### Stated exercise
Copy out the data below verbatim.
-------
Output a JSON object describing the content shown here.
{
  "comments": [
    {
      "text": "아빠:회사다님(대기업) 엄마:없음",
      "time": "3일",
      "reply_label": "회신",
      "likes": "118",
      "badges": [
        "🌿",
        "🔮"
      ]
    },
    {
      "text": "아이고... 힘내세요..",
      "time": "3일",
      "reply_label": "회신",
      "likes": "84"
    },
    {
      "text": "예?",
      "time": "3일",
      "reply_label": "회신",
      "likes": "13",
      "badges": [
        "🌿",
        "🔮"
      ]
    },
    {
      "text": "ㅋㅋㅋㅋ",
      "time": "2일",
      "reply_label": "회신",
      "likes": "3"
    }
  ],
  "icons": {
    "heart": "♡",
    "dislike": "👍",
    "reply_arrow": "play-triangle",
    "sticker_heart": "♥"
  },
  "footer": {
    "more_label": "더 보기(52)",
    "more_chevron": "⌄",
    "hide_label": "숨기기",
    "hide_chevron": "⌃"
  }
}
-------
### Full solution
Output a JSON object describing the content shown here.
{
  "comments": [
    {
      "text": "아빠:회사다님(대기업) 엄마:없음",
      "time": "3일",
      "reply_label": "회신",
      "likes": "118",
      "badges": [
        "🌿",
        "🔮"
      ]
    },
    {
      "text": "아이고... 힘내세요..",
      "time": "3일",
      "reply_label": "회신",
      "likes": "84"
    },
    {
      "text": "예?",
      "time": "3일",
      "reply_label": "회신",
      "likes": "13",
      "badges": [
        "🌿",
        "🔮"
      ]
    },
    {
      "text": "ㅋㅋㅋㅋ",
      "time": "2일",
      "reply_label": "회신",
      "likes": "3"
    }
  ],
  "icons": {
    "heart": "♡",
    "dislike": "👍",
    "reply_arrow": "play-triangle",
    "sticker_heart": "♥"
  },
  "footer": {
    "more_label": "더 보기(52)",
    "more_chevron": "⌄",
    "hide_label": "숨기기",
    "hide_chevron": "⌃"
  }
}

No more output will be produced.